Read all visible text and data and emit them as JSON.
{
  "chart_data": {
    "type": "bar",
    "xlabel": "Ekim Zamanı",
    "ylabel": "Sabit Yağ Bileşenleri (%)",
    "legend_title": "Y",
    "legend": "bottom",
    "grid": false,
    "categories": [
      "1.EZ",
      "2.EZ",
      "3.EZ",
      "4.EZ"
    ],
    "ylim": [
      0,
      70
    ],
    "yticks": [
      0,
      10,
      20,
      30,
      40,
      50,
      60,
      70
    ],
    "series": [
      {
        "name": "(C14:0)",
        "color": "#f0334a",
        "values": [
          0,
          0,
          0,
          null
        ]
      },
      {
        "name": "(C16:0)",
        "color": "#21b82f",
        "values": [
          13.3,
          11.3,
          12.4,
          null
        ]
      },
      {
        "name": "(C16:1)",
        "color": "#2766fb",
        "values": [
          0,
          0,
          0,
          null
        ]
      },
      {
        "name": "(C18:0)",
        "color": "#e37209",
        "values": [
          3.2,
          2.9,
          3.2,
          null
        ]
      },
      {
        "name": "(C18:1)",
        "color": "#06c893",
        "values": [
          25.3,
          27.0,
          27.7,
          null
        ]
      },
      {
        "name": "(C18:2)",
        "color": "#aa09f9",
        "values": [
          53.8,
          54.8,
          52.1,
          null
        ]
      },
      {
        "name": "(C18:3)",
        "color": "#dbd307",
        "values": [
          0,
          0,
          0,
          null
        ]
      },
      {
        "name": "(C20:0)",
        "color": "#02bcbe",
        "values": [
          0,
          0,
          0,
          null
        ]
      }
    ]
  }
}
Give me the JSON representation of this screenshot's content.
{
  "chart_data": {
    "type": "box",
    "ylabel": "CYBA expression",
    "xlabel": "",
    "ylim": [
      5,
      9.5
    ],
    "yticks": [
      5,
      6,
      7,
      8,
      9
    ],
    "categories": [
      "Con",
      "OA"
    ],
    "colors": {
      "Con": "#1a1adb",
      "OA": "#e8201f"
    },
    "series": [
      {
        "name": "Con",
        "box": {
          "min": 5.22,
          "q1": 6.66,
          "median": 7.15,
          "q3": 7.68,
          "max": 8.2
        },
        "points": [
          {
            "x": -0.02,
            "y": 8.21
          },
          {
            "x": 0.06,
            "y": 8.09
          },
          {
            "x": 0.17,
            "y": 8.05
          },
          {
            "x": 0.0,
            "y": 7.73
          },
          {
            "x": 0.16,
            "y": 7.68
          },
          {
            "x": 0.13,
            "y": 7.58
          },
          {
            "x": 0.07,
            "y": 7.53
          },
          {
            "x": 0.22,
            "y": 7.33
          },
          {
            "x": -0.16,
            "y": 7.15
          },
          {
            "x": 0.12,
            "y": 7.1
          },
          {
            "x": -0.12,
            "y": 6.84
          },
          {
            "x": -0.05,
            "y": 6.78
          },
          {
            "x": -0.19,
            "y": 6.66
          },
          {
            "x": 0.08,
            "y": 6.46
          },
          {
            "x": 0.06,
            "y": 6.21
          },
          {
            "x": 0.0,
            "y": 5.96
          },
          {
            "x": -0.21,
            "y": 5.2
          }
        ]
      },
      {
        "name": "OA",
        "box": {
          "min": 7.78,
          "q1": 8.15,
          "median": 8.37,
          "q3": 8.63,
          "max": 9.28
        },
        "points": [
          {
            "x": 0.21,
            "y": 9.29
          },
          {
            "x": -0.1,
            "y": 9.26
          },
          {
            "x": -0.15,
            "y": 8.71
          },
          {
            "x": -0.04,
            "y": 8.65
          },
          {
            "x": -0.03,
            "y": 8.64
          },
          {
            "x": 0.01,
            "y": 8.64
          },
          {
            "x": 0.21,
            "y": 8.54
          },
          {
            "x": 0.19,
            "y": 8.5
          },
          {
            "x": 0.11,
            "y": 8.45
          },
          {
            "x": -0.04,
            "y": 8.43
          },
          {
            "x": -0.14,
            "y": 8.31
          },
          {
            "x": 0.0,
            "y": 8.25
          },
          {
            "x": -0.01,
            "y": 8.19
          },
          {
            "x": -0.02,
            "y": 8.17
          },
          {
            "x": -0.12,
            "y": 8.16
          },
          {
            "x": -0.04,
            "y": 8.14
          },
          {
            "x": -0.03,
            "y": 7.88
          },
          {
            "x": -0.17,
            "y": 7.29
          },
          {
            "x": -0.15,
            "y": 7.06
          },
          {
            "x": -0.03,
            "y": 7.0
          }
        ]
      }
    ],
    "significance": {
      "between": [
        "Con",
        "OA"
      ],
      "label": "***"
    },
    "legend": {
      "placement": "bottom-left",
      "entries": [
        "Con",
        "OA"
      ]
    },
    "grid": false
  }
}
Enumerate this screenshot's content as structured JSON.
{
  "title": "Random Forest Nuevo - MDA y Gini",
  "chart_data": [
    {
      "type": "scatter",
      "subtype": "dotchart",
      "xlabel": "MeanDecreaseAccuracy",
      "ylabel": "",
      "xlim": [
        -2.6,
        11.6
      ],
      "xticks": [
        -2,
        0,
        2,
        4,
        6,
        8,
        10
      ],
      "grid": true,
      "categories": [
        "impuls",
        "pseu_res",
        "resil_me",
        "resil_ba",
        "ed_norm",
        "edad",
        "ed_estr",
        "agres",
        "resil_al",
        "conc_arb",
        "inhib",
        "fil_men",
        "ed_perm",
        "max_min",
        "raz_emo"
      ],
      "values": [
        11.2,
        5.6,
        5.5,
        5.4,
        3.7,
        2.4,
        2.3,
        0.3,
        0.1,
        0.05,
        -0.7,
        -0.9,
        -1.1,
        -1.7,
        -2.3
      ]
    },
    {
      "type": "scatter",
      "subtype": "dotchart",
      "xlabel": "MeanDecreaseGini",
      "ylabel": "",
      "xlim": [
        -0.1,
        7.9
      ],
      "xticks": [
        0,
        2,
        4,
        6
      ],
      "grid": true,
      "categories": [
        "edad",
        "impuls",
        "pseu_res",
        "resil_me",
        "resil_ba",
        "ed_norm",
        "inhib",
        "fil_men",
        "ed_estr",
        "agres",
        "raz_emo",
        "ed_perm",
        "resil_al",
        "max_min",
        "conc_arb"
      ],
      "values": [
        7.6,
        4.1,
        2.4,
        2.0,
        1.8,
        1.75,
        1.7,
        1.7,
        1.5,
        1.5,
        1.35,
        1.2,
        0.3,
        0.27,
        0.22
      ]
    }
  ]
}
#####
- WORK REQUIRED:
Your task is to retype all the records above with nothing left out.

- WORKED SOLUTION:
Read all visible text and data and emit them as JSON.
{
  "chart_data": {
    "type": "bar",
    "xlabel": "Ekim Zamanı",
    "ylabel": "Sabit Yağ Bileşenleri (%)",
    "legend_title": "Y",
    "legend": "bottom",
    "grid": false,
    "categories": [
      "1.EZ",
      "2.EZ",
      "3.EZ",
      "4.EZ"
    ],
    "ylim": [
      0,
      70
    ],
    "yticks": [
      0,
      10,
      20,
      30,
      40,
      50,
      60,
      70
    ],
    "series": [
      {
        "name": "(C14:0)",
        "color": "#f0334a",
        "values": [
          0,
          0,
          0,
          null
        ]
      },
      {
        "name": "(C16:0)",
        "color": "#21b82f",
        "values": [
          13.3,
          11.3,
          12.4,
          null
        ]
      },
      {
        "name": "(C16:1)",
        "color": "#2766fb",
        "values": [
          0,
          0,
          0,
          null
        ]
      },
      {
        "name": "(C18:0)",
        "color": "#e37209",
        "values": [
          3.2,
          2.9,
          3.2,
          null
        ]
      },
      {
        "name": "(C18:1)",
        "color": "#06c893",
        "values": [
          25.3,
          27.0,
          27.7,
          null
        ]
      },
      {
        "name": "(C18:2)",
        "color": "#aa09f9",
        "values": [
          53.8,
          54.8,
          52.1,
          null
        ]
      },
      {
        "name": "(C18:3)",
        "color": "#dbd307",
        "values": [
          0,
          0,
          0,
          null
        ]
      },
      {
        "name": "(C20:0)",
        "color": "#02bcbe",
        "values": [
          0,
          0,
          0,
          null
        ]
      }
    ]
  }
}
Give me the JSON representation of this screenshot's content.
{
  "chart_data": {
    "type": "box",
    "ylabel": "CYBA expression",
    "xlabel": "",
    "ylim": [
      5,
      9.5
    ],
    "yticks": [
      5,
      6,
      7,
      8,
      9
    ],
    "categories": [
      "Con",
      "OA"
    ],
    "colors": {
      "Con": "#1a1adb",
      "OA": "#e8201f"
    },
    "series": [
      {
        "name": "Con",
        "box": {
          "min": 5.22,
          "q1": 6.66,
          "median": 7.15,
          "q3": 7.68,
          "max": 8.2
        },
        "points": [
          {
            "x": -0.02,
            "y": 8.21
          },
          {
            "x": 0.06,
            "y": 8.09
          },
          {
            "x": 0.17,
            "y": 8.05
          },
          {
            "x": 0.0,
            "y": 7.73
          },
          {
            "x": 0.16,
            "y": 7.68
          },
          {
            "x": 0.13,
            "y": 7.58
          },
          {
            "x": 0.07,
            "y": 7.53
          },
          {
            "x": 0.22,
            "y": 7.33
          },
          {
            "x": -0.16,
            "y": 7.15
          },
          {
            "x": 0.12,
            "y": 7.1
          },
          {
            "x": -0.12,
            "y": 6.84
          },
          {
            "x": -0.05,
            "y": 6.78
          },
          {
            "x": -0.19,
            "y": 6.66
          },
          {
            "x": 0.08,
            "y": 6.46
          },
          {
            "x": 0.06,
            "y": 6.21
          },
          {
            "x": 0.0,
            "y": 5.96
          },
          {
            "x": -0.21,
            "y": 5.2
          }
        ]
      },
      {
        "name": "OA",
        "box": {
          "min": 7.78,
          "q1": 8.15,
          "median": 8.37,
          "q3": 8.63,
          "max": 9.28
        },
        "points": [
          {
            "x": 0.21,
            "y": 9.29
          },
          {
            "x": -0.1,
            "y": 9.26
          },
          {
            "x": -0.15,
            "y": 8.71
          },
          {
            "x": -0.04,
            "y": 8.65
          },
          {
            "x": -0.03,
            "y": 8.64
          },
          {
            "x": 0.01,
            "y": 8.64
          },
          {
            "x": 0.21,
            "y": 8.54
          },
          {
            "x": 0.19,
            "y": 8.5
          },
          {
            "x": 0.11,
            "y": 8.45
          },
          {
            "x": -0.04,
            "y": 8.43
          },
          {
            "x": -0.14,
            "y": 8.31
          },
          {
            "x": 0.0,
            "y": 8.25
          },
          {
            "x": -0.01,
            "y": 8.19
          },
          {
            "x": -0.02,
            "y": 8.17
          },
          {
            "x": -0.12,
            "y": 8.16
          },
          {
            "x": -0.04,
            "y": 8.14
          },
          {
            "x": -0.03,
            "y": 7.88
          },
          {
            "x": -0.17,
            "y": 7.29
          },
          {
            "x": -0.15,
            "y": 7.06
          },
          {
            "x": -0.03,
            "y": 7.0
          }
        ]
      }
    ],
    "significance": {
      "between": [
        "Con",
        "OA"
      ],
      "label": "***"
    },
    "legend": {
      "placement": "bottom-left",
      "entries": [
        "Con",
        "OA"
      ]
    },
    "grid": false
  }
}
Enumerate this screenshot's content as structured JSON.
{
  "title": "Random Forest Nuevo - MDA y Gini",
  "chart_data": [
    {
      "type": "scatter",
      "subtype": "dotchart",
      "xlabel": "MeanDecreaseAccuracy",
      "ylabel": "",
      "xlim": [
        -2.6,
        11.6
      ],
      "xticks": [
        -2,
        0,
        2,
        4,
        6,
        8,
        10
      ],
      "grid": true,
      "categories": [
        "impuls",
        "pseu_res",
        "resil_me",
        "resil_ba",
        "ed_norm",
        "edad",
        "ed_estr",
        "agres",
        "resil_al",
        "conc_arb",
        "inhib",
        "fil_men",
        "ed_perm",
        "max_min",
        "raz_emo"
      ],
      "values": [
        11.2,
        5.6,
        5.5,
        5.4,
        3.7,
        2.4,
        2.3,
        0.3,
        0.1,
        0.05,
        -0.7,
        -0.9,
        -1.1,
        -1.7,
        -2.3
      ]
    },
    {
      "type": "scatter",
      "subtype": "dotchart",
      "xlabel": "MeanDecreaseGini",
      "ylabel": "",
      "xlim": [
        -0.1,
        7.9
      ],
      "xticks": [
        0,
        2,
        4,
        6
      ],
      "grid": true,
      "categories": [
        "edad",
        "impuls",
        "pseu_res",
        "resil_me",
        "resil_ba",
        "ed_norm",
        "inhib",
        "fil_men",
        "ed_estr",
        "agres",
        "raz_emo",
        "ed_perm",
        "resil_al",
        "max_min",
        "conc_arb"
      ],
      "values": [
        7.6,
        4.1,
        2.4,
        2.0,
        1.8,
        1.75,
        1.7,
        1.7,
        1.5,
        1.5,
        1.35,
        1.2,
        0.3,
        0.27,
        0.22
      ]
    }
  ]
}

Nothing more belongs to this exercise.